To be fair, it might have to do with me, the way I have learned to learn so far and how I communicate with people. Nevertheless, I needed to figure out a different way of learning about how to do marketing, something that would probably require for me to abandon my comfort zone but at least it would feel closer to my way of thinking.

That’s how I decided to experiment with statistics and data science as a way of learning about marketing. But first, I should define better what I mean by learning.

By my perception, in order to be able to do marketing I need to achieve the following:

- Understand the purpose of it. This one is easy and I believe it was clear to me from the beginning. Marketing is the process of communicating with others (your customers) to raise their awareness about a very specific subject (e.g. your product).
- Figure out how to establish communication channels.
- Measure how your communication performs, do others get your message? Do they understand it?
- Find what parameters affect the communication process and how you can manipulate them to perform better.

At this early stage, I aimed to use statistical analysis for (3) and (4) as I consider (1) as a lifelong process where my understanding of what is marketing will change as more experience is acquired and for (2) my impression is that if you want to use data science for this you will need a lot of data, something that I’m lacking now.

Some more background information and a disclaimer before I close this quite lengthy introduction. I haven’t touched statistics for quite a while and although I consulted some really smart people who are awesome data scientists, I delved into this mostly on my own hoping that as I learn about a subject that I feel more comfortable with (statistics), I would also gain insights about something that I do not (marketing). So I take full responsibility of any mistreatment to the techniques and tools that I used for this.

**Let’s start.**

## Problem Definition

Marketing is a broad field, so we need to narrow down a bit our focus in order to build something meaningful. In **Blendo**, and I believe for many early stage companies, email marketing is one of the first marketing tools that we used, we keep heavily using it and we’d love to figure out a way to make it work better. We are using Mailchimp and although it offers statistics and metrics for the performance of your campaigns it doesn’t offer the depth that we’d like in order to better understand what’s going on. Also, e-mail marketing is a field with a great potential for statistical analysis as it includes so many different parameters, ranging from free text to typical demographic information, while it is possible to get access to the data that you will need for this job.

## Setting the goal

*Our goal is to understand what affects the open rate of a campaign and if possible to “predict” with some certainty if a recipient will open an email or not based on some parameters.*

The first goal when sending an e-mail, and the most obvious one, is to make sure that your recipient will open. If he doesn’t open it we certainly won’t read it, right? 🙂 Of course, we can define much more complex goals like,

- Click on the links that we have inside e-mail
- Do a specific action on a landing page when the recipient lands there from an e-mail
- Let your imagination wild…

But, opening the e-mail is the most basic one and a prerequisite for anything else that might happen after this event so will start with this.

══════════

TASKS FOR THIS EXERCISE ->
1. In the email marketing excerpt, why does the writer plan to apply statistical analysis only to points (3) and (4) at this early stage? Answer in one to three sentences.
2. List every item the email marketing excerpt names as something the writer needs to achieve in order to do marketing.
3. Output the email marketing excerpt word for word, from "- Understand the" to "they understand it?".
Rely only on the email marketing excerpt to complete these.

DATA BLOCK ->
══════════

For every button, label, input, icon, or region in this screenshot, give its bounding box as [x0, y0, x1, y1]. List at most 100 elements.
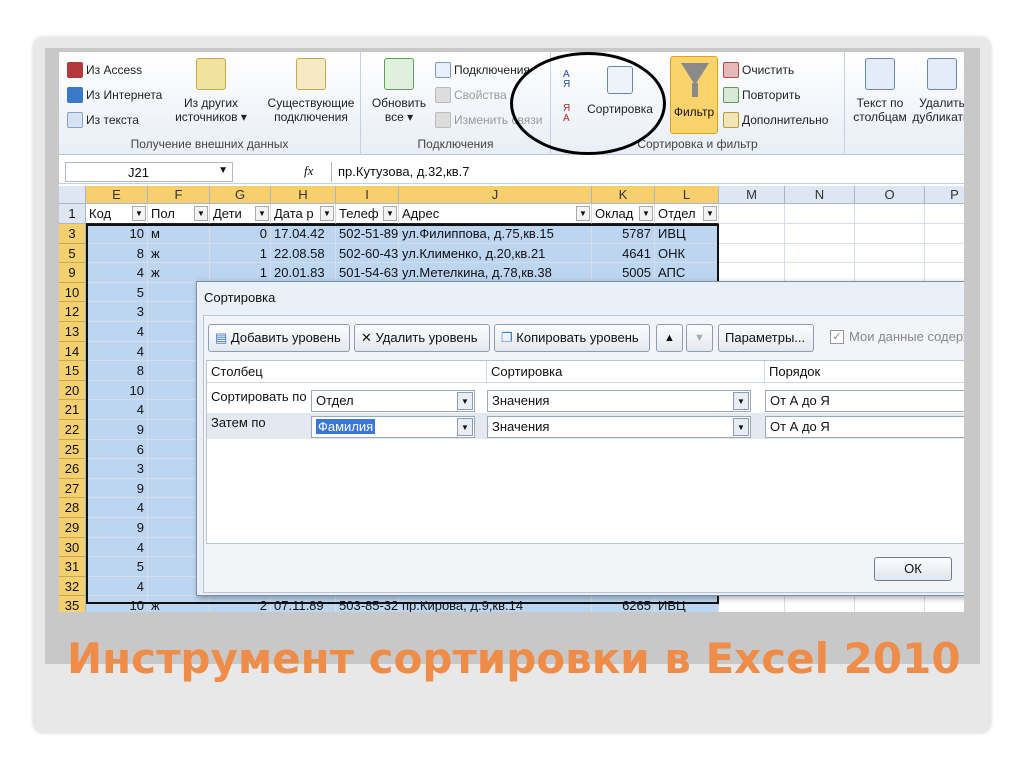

══════════

CORRECT ANSWERS ->
1. The writer sees point (1) as a lifelong process, because their understanding of marketing will change as they gain experience. For point (2), using data science would require a lot of data, which the writer lacks right now.

2.
- Understand the purpose of marketing.
- Figure out how to establish communication channels.
- Measure how the communication performs: whether others get the message and understand it.
- Find which parameters affect the communication process and how they can be manipulated to perform better.

3.
- Understand the purpose of it. This one is easy and I believe it was clear to me from the beginning. Marketing is the process of communicating with others (your customers) to raise their awareness about a very specific subject (e.g. your product).
- Figure out how to establish communication channels.
- Measure how your communication performs, do others get your message? Do they understand it?